- **WHAT IS REQUIRED**: Your task is to write out the complete listing exactly as it is shown.

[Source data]
+++++
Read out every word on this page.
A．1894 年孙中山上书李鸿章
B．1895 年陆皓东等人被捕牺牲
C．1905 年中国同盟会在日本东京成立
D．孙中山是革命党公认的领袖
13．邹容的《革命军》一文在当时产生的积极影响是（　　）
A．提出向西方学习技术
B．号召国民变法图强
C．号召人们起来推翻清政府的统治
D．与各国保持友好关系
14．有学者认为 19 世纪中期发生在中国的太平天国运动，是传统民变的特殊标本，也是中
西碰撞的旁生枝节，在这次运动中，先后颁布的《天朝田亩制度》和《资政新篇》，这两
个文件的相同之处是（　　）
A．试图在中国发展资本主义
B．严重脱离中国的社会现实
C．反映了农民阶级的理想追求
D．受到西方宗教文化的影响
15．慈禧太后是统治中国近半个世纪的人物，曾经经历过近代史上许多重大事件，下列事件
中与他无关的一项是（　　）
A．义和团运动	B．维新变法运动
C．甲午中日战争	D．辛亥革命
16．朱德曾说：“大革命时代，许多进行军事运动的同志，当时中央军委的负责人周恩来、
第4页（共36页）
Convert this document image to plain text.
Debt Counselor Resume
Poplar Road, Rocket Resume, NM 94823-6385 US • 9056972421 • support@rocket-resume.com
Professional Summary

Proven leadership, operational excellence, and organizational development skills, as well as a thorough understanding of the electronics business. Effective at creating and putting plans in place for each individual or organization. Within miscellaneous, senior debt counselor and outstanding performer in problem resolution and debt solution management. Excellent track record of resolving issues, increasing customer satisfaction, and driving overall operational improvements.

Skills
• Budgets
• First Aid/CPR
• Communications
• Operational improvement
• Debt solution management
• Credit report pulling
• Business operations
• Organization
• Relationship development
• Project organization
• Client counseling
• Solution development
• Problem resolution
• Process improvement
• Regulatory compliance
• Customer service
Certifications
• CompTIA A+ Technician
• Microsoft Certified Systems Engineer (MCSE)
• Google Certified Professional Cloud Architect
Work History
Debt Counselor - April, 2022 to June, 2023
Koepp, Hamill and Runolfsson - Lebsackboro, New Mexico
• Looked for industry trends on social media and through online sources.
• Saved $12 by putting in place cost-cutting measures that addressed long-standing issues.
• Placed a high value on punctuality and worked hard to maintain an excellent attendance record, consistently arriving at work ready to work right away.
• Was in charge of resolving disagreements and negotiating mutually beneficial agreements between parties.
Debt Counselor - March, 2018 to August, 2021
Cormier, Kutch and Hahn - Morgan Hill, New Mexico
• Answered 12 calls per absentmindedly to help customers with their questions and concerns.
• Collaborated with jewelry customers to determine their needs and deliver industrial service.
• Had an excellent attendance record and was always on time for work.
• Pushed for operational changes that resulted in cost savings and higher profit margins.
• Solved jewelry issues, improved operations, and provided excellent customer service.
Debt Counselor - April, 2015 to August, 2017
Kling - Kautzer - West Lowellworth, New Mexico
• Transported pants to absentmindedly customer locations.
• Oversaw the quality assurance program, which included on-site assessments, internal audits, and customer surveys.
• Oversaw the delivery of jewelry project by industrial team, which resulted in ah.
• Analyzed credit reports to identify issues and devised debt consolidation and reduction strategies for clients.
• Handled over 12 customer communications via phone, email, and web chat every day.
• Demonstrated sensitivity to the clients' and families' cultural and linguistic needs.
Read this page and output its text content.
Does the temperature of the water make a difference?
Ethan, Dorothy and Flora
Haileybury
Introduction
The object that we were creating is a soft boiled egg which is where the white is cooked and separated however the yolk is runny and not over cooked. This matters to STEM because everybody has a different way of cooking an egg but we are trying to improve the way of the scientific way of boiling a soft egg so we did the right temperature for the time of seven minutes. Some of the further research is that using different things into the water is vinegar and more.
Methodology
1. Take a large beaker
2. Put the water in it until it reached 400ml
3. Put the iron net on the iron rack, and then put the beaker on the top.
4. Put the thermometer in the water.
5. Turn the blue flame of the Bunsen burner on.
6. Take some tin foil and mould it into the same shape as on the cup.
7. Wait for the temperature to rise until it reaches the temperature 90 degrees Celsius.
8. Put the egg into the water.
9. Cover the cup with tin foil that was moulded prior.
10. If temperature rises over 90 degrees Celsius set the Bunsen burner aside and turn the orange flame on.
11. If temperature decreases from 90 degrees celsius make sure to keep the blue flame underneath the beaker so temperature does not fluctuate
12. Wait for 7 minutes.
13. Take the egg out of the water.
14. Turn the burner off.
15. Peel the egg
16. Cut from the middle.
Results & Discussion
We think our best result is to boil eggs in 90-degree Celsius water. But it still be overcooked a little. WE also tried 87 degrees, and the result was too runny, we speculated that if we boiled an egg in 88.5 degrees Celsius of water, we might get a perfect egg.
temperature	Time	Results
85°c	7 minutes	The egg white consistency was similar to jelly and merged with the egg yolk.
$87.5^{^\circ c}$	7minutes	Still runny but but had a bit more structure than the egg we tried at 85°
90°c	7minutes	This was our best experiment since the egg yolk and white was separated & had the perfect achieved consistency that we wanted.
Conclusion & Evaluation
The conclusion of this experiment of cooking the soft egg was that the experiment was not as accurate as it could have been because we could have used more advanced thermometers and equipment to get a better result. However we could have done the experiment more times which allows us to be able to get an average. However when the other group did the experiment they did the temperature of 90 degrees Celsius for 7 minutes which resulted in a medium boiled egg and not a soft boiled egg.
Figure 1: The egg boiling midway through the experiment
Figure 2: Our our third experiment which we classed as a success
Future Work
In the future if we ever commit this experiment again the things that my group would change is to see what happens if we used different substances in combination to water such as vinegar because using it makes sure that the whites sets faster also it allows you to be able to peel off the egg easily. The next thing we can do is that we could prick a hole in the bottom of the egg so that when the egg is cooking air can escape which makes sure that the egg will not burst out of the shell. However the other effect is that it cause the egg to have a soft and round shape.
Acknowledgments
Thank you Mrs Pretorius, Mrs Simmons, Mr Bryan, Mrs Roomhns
+++++
- **FINISHED EXERCISE**:
Read out every word on this page.
A．1894 年孙中山上书李鸿章
B．1895 年陆皓东等人被捕牺牲
C．1905 年中国同盟会在日本东京成立
D．孙中山是革命党公认的领袖
13．邹容的《革命军》一文在当时产生的积极影响是（　　）
A．提出向西方学习技术
B．号召国民变法图强
C．号召人们起来推翻清政府的统治
D．与各国保持友好关系
14．有学者认为 19 世纪中期发生在中国的太平天国运动，是传统民变的特殊标本，也是中
西碰撞的旁生枝节，在这次运动中，先后颁布的《天朝田亩制度》和《资政新篇》，这两
个文件的相同之处是（　　）
A．试图在中国发展资本主义
B．严重脱离中国的社会现实
C．反映了农民阶级的理想追求
D．受到西方宗教文化的影响
15．慈禧太后是统治中国近半个世纪的人物，曾经经历过近代史上许多重大事件，下列事件
中与他无关的一项是（　　）
A．义和团运动	B．维新变法运动
C．甲午中日战争	D．辛亥革命
16．朱德曾说：“大革命时代，许多进行军事运动的同志，当时中央军委的负责人周恩来、
第4页（共36页）
Convert this document image to plain text.
Debt Counselor Resume
Poplar Road, Rocket Resume, NM 94823-6385 US • 9056972421 • support@rocket-resume.com
Professional Summary

Proven leadership, operational excellence, and organizational development skills, as well as a thorough understanding of the electronics business. Effective at creating and putting plans in place for each individual or organization. Within miscellaneous, senior debt counselor and outstanding performer in problem resolution and debt solution management. Excellent track record of resolving issues, increasing customer satisfaction, and driving overall operational improvements.

Skills
• Budgets
• First Aid/CPR
• Communications
• Operational improvement
• Debt solution management
• Credit report pulling
• Business operations
• Organization
• Relationship development
• Project organization
• Client counseling
• Solution development
• Problem resolution
• Process improvement
• Regulatory compliance
• Customer service
Certifications
• CompTIA A+ Technician
• Microsoft Certified Systems Engineer (MCSE)
• Google Certified Professional Cloud Architect
Work History
Debt Counselor - April, 2022 to June, 2023
Koepp, Hamill and Runolfsson - Lebsackboro, New Mexico
• Looked for industry trends on social media and through online sources.
• Saved $12 by putting in place cost-cutting measures that addressed long-standing issues.
• Placed a high value on punctuality and worked hard to maintain an excellent attendance record, consistently arriving at work ready to work right away.
• Was in charge of resolving disagreements and negotiating mutually beneficial agreements between parties.
Debt Counselor - March, 2018 to August, 2021
Cormier, Kutch and Hahn - Morgan Hill, New Mexico
• Answered 12 calls per absentmindedly to help customers with their questions and concerns.
• Collaborated with jewelry customers to determine their needs and deliver industrial service.
• Had an excellent attendance record and was always on time for work.
• Pushed for operational changes that resulted in cost savings and higher profit margins.
• Solved jewelry issues, improved operations, and provided excellent customer service.
Debt Counselor - April, 2015 to August, 2017
Kling - Kautzer - West Lowellworth, New Mexico
• Transported pants to absentmindedly customer locations.
• Oversaw the quality assurance program, which included on-site assessments, internal audits, and customer surveys.
• Oversaw the delivery of jewelry project by industrial team, which resulted in ah.
• Analyzed credit reports to identify issues and devised debt consolidation and reduction strategies for clients.
• Handled over 12 customer communications via phone, email, and web chat every day.
• Demonstrated sensitivity to the clients' and families' cultural and linguistic needs.
Read this page and output its text content.
Does the temperature of the water make a difference?
Ethan, Dorothy and Flora
Haileybury
Introduction
The object that we were creating is a soft boiled egg which is where the white is cooked and separated however the yolk is runny and not over cooked. This matters to STEM because everybody has a different way of cooking an egg but we are trying to improve the way of the scientific way of boiling a soft egg so we did the right temperature for the time of seven minutes. Some of the further research is that using different things into the water is vinegar and more.
Methodology
1. Take a large beaker
2. Put the water in it until it reached 400ml
3. Put the iron net on the iron rack, and then put the beaker on the top.
4. Put the thermometer in the water.
5. Turn the blue flame of the Bunsen burner on.
6. Take some tin foil and mould it into the same shape as on the cup.
7. Wait for the temperature to rise until it reaches the temperature 90 degrees Celsius.
8. Put the egg into the water.
9. Cover the cup with tin foil that was moulded prior.
10. If temperature rises over 90 degrees Celsius set the Bunsen burner aside and turn the orange flame on.
11. If temperature decreases from 90 degrees celsius make sure to keep the blue flame underneath the beaker so temperature does not fluctuate
12. Wait for 7 minutes.
13. Take the egg out of the water.
14. Turn the burner off.
15. Peel the egg
16. Cut from the middle.
Results & Discussion
We think our best result is to boil eggs in 90-degree Celsius water. But it still be overcooked a little. WE also tried 87 degrees, and the result was too runny, we speculated that if we boiled an egg in 88.5 degrees Celsius of water, we might get a perfect egg.
temperature	Time	Results
85°c	7 minutes	The egg white consistency was similar to jelly and merged with the egg yolk.
$87.5^{^\circ c}$	7minutes	Still runny but but had a bit more structure than the egg we tried at 85°
90°c	7minutes	This was our best experiment since the egg yolk and white was separated & had the perfect achieved consistency that we wanted.
Conclusion & Evaluation
The conclusion of this experiment of cooking the soft egg was that the experiment was not as accurate as it could have been because we could have used more advanced thermometers and equipment to get a better result. However we could have done the experiment more times which allows us to be able to get an average. However when the other group did the experiment they did the temperature of 90 degrees Celsius for 7 minutes which resulted in a medium boiled egg and not a soft boiled egg.
Figure 1: The egg boiling midway through the experiment
Figure 2: Our our third experiment which we classed as a success
Future Work
In the future if we ever commit this experiment again the things that my group would change is to see what happens if we used different substances in combination to water such as vinegar because using it makes sure that the whites sets faster also it allows you to be able to peel off the egg easily. The next thing we can do is that we could prick a hole in the bottom of the egg so that when the egg is cooking air can escape which makes sure that the egg will not burst out of the shell. However the other effect is that it cause the egg to have a soft and round shape.
Acknowledgments
Thank you Mrs Pretorius, Mrs Simmons, Mr Bryan, Mrs Roomhns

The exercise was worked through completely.